SOURCE DOCUMENT:

■ ■ ■

Anonymous Monk has asked for the wisdom of the Perl Monks concerning the following question:

Hi, my prob is this:

I have some data like this: {[[group1 #xxx#]] text [[group2]] text2 [[group3 #something# else]]}
My task is simple: I wanna delete all groups "[...]" containing the chars "#...#". Text between groups must be left! After that there must be the "winning" group left, means the first from left "{" or nothing.

In this example it should be: ->" text group2 text2"
I tried this before: $R  =~ s/(.*?)(\[.*?\#.*?\#.*?\].*?)?(.*?)/$1$3/gm;
but it isnt satisfying.

Perhaps there is a PerlRegGuru out there? :-) thx

Alex

Code tags and general spification - dvergin 2002-11-19

Replies are listed 'Best First'.
Re: Need a cool RegExpresseion. plz help
by sauoq (Abbot) on Nov 20, 2002 at 00:09 UTC
    my $winner = $1 if $R =~ /(\[[^#]*(?:\]|#[^#]*\]))/;

    As an explanation, that matches a literal left square bracket followed by anything that is not an octothorp, followed by either a right bracket or anything that is not an octothorpe then a right bracket. If you can have two "winning" groups on one line, you should use minimal rather than greedy matching.

■ ■ ■

WRITTEN EXERCISE:
Can you reproduce the entire Perl regex thread above, word for word? The entries have nothing to do with the Perl regex thread.

Dataset rows:
■ ■ ■

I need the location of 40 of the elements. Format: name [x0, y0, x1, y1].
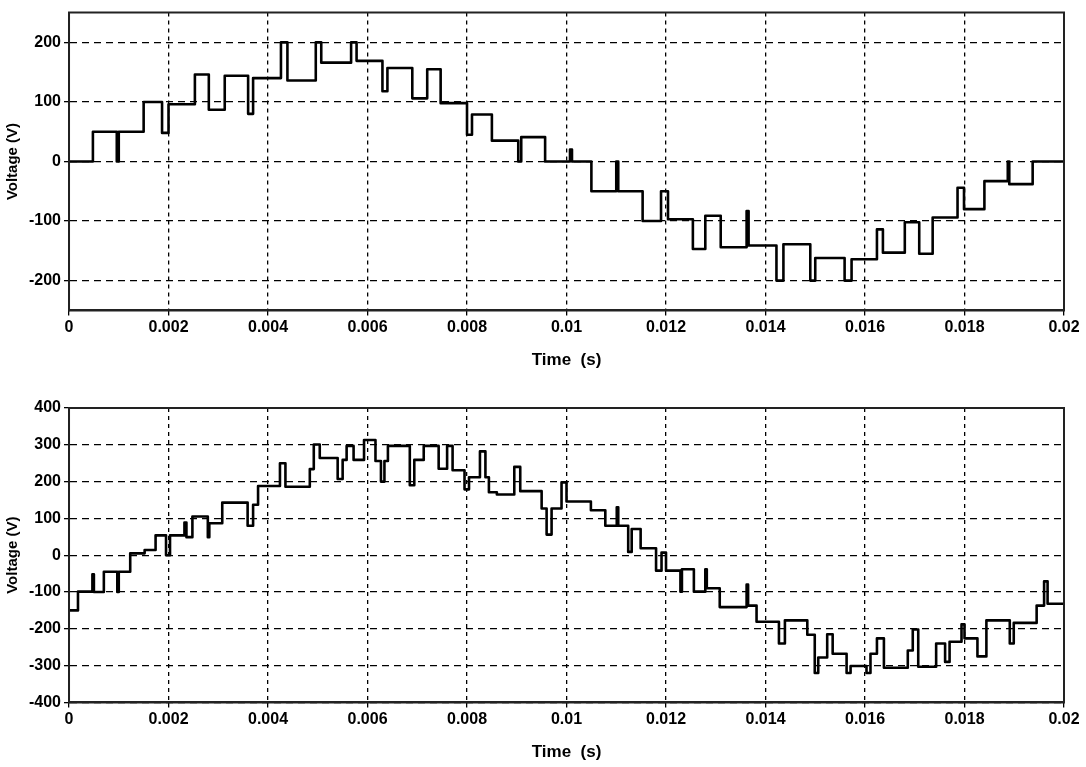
y-tick-label: -100	[28, 211, 62, 229]
y-tick-label: 100	[34, 508, 62, 526]
x-tick-label: 0	[64, 710, 74, 728]
x-tick-label: 0.02	[1048, 318, 1080, 336]
y-tick-label: 400	[34, 398, 62, 416]
x-tick-label: 0.016	[844, 710, 886, 728]
y-axis-title: Voltage (V)	[3, 516, 21, 594]
y-tick-label: 300	[34, 435, 62, 453]
y-tick-label: 200	[34, 472, 62, 490]
x-tick-label: 0.01	[550, 710, 583, 728]
x-tick-label: 0.002	[148, 710, 189, 728]
x-tick-label: 0.018	[944, 710, 985, 728]
x-axis-title: Time (s)	[531, 742, 602, 762]
x-tick-label: 0.02	[1048, 710, 1080, 728]
x-tick-label: 0.018	[944, 318, 985, 336]
x-tick-label: 0.01	[550, 318, 583, 336]
y-tick-label: -300	[28, 656, 62, 674]
x-tick-label: 0.004	[248, 318, 289, 336]
y-tick-label: 200	[34, 32, 62, 50]
x-tick-label: 0.008	[446, 710, 488, 728]
x-tick-label: 0.006	[347, 710, 388, 728]
y-tick-label: 0	[52, 545, 62, 563]
y-tick-label: 0	[52, 151, 62, 169]
x-tick-label: 0.016	[844, 318, 886, 336]
x-tick-label: 0.008	[446, 318, 488, 336]
x-tick-label: 0.012	[645, 710, 687, 728]
x-axis-title: Time (s)	[531, 350, 602, 370]
x-tick-label: 0.002	[148, 318, 189, 336]
x-tick-label: 0.014	[745, 710, 786, 728]
x-tick-label: 0.004	[248, 710, 289, 728]
y-tick-label: -200	[28, 271, 62, 289]
x-tick-label: 0.006	[347, 318, 388, 336]
y-tick-label: -400	[28, 692, 62, 710]
y-tick-label: 100	[34, 92, 62, 110]
x-tick-label: 0.014	[745, 318, 786, 336]
y-tick-label: -100	[28, 582, 62, 600]
y-tick-label: -200	[28, 619, 62, 637]
x-tick-label: 0	[64, 318, 74, 336]
y-axis-title: Voltage (V)	[3, 122, 21, 201]
x-tick-label: 0.012	[645, 318, 687, 336]
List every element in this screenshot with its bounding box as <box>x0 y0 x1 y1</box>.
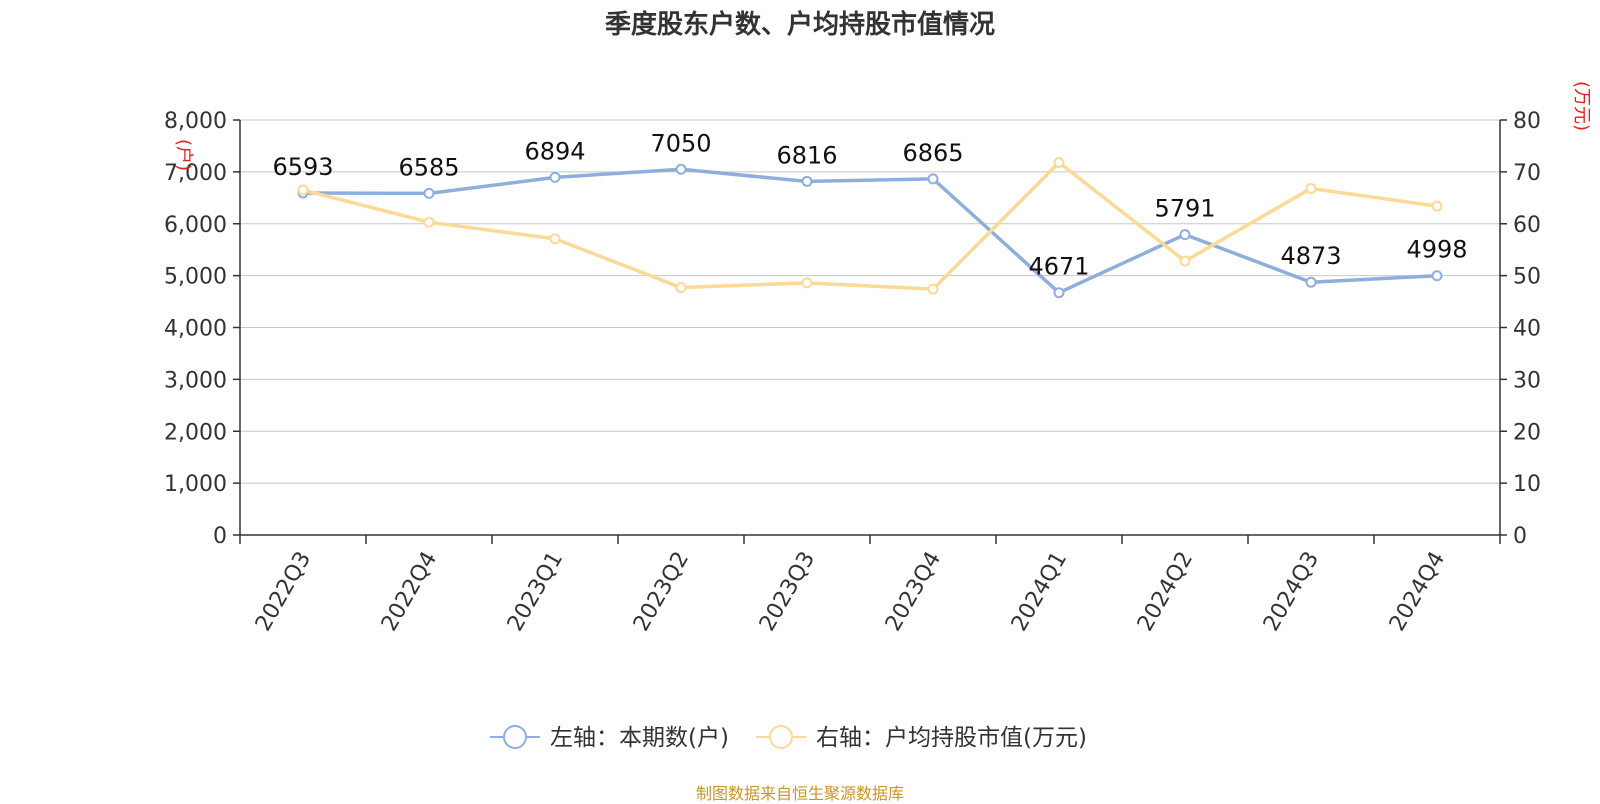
series-line-avg-market-value <box>301 160 1439 291</box>
x-axis-tick-label: 2024Q3 <box>1259 548 1324 636</box>
left-axis-unit-label: (户) <box>173 139 194 171</box>
source-note: 制图数据来自恒生聚源数据库 <box>695 784 904 803</box>
legend-item-avg-market-value: 右轴：户均持股市值(万元) <box>756 725 1087 751</box>
data-point <box>675 282 687 294</box>
right-axis-tick-label: 60 <box>1513 213 1541 238</box>
data-label: 6593 <box>272 153 333 181</box>
x-axis-tick-label: 2024Q2 <box>1133 548 1198 636</box>
x-axis-tick-label: 2022Q3 <box>251 548 316 636</box>
left-axis-tick-label: 7,000 <box>164 161 227 186</box>
data-label: 6894 <box>524 137 585 165</box>
legend-label: 右轴：户均持股市值(万元) <box>816 725 1087 751</box>
legend-label: 左轴：本期数(户) <box>550 725 729 751</box>
data-label: 6585 <box>398 153 459 181</box>
x-axis-tick-label: 2024Q4 <box>1385 548 1450 636</box>
data-point <box>297 184 309 196</box>
data-label: 5791 <box>1154 195 1215 223</box>
data-label: 4998 <box>1406 236 1467 264</box>
legend-marker-icon <box>503 725 527 749</box>
right-axis-tick-label: 70 <box>1513 161 1541 186</box>
data-point <box>675 163 687 175</box>
data-point <box>1179 255 1191 267</box>
right-axis-tick-label: 40 <box>1513 317 1541 342</box>
data-point <box>423 187 435 199</box>
right-axis-tick-label: 10 <box>1513 472 1541 497</box>
axis-layer: 0 0 1,000 10 2,000 20 3,000 30 4,000 40 5,000 50 6,0… <box>164 109 1541 636</box>
legend-item-holders: 左轴：本期数(户) <box>490 725 729 751</box>
right-axis-tick-label: 80 <box>1513 109 1541 134</box>
data-point <box>549 233 561 245</box>
data-label: 7050 <box>650 129 711 157</box>
series-layer <box>297 157 1443 299</box>
legend-marker-icon <box>769 725 793 749</box>
data-label: 4671 <box>1028 253 1089 281</box>
data-label: 6865 <box>902 139 963 167</box>
data-point <box>927 173 939 185</box>
x-axis-tick-label: 2023Q4 <box>881 548 946 636</box>
left-axis-tick-label: 0 <box>213 524 227 549</box>
data-point <box>1053 157 1065 169</box>
series-line-holders <box>301 167 1439 295</box>
data-point <box>1305 182 1317 194</box>
data-point <box>1305 276 1317 288</box>
x-axis-tick-label: 2022Q4 <box>377 548 442 636</box>
right-axis-tick-label: 20 <box>1513 420 1541 445</box>
data-point <box>549 171 561 183</box>
left-axis-tick-label: 8,000 <box>164 109 227 134</box>
data-point <box>1179 229 1191 241</box>
right-axis-tick-label: 30 <box>1513 368 1541 393</box>
x-axis-tick-label: 2023Q2 <box>629 548 694 636</box>
data-point <box>1431 270 1443 282</box>
left-axis-tick-label: 1,000 <box>164 472 227 497</box>
left-axis-tick-label: 2,000 <box>164 420 227 445</box>
x-axis-tick-label: 2023Q3 <box>755 548 820 636</box>
data-point <box>927 283 939 295</box>
x-axis-tick-label: 2024Q1 <box>1007 548 1072 636</box>
left-axis-tick-label: 3,000 <box>164 368 227 393</box>
left-axis-tick-label: 6,000 <box>164 213 227 238</box>
grid-layer <box>240 119 1500 536</box>
right-axis-tick-label: 0 <box>1513 524 1527 549</box>
data-label: 4873 <box>1280 242 1341 270</box>
data-point <box>801 175 813 187</box>
legend: 左轴：本期数(户) 右轴：户均持股市值(万元) <box>490 725 1087 751</box>
data-label-layer: 6593 6585 6894 7050 6816 6865 4671 5791 4873 4998 <box>272 129 1467 280</box>
chart-title: 季度股东户数、户均持股市值情况 <box>604 10 995 40</box>
data-label: 6816 <box>776 141 837 169</box>
right-axis-unit-label: (万元) <box>1571 81 1592 131</box>
data-point <box>1431 200 1443 212</box>
data-point <box>801 277 813 289</box>
x-axis-tick-label: 2023Q1 <box>503 548 568 636</box>
left-axis-tick-label: 5,000 <box>164 265 227 290</box>
data-point <box>1053 287 1065 299</box>
data-point <box>423 216 435 228</box>
left-axis-tick-label: 4,000 <box>164 317 227 342</box>
right-axis-tick-label: 50 <box>1513 265 1541 290</box>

■ ■ ■

ANSWER IN FULL:
Anonymous Monk has asked for the wisdom of the Perl Monks concerning the following question:

Hi, my prob is this:

I have some data like this: {[[group1 #xxx#]] text [[group2]] text2 [[group3 #something# else]]}
My task is simple: I wanna delete all groups "[...]" containing the chars "#...#". Text between groups must be left! After that there must be the "winning" group left, means the first from left "{" or nothing.

In this example it should be: ->" text group2 text2"
I tried this before: $R  =~ s/(.*?)(\[.*?\#.*?\#.*?\].*?)?(.*?)/$1$3/gm;
but it isnt satisfying.

Perhaps there is a PerlRegGuru out there? :-) thx

Alex

Code tags and general spification - dvergin 2002-11-19

Replies are listed 'Best First'.
Re: Need a cool RegExpresseion. plz help
by sauoq (Abbot) on Nov 20, 2002 at 00:09 UTC
    my $winner = $1 if $R =~ /(\[[^#]*(?:\]|#[^#]*\]))/;

    As an explanation, that matches a literal left square bracket followed by anything that is not an octothorp, followed by either a right bracket or anything that is not an octothorpe then a right bracket. If you can have two "winning" groups on one line, you should use minimal rather than greedy matching.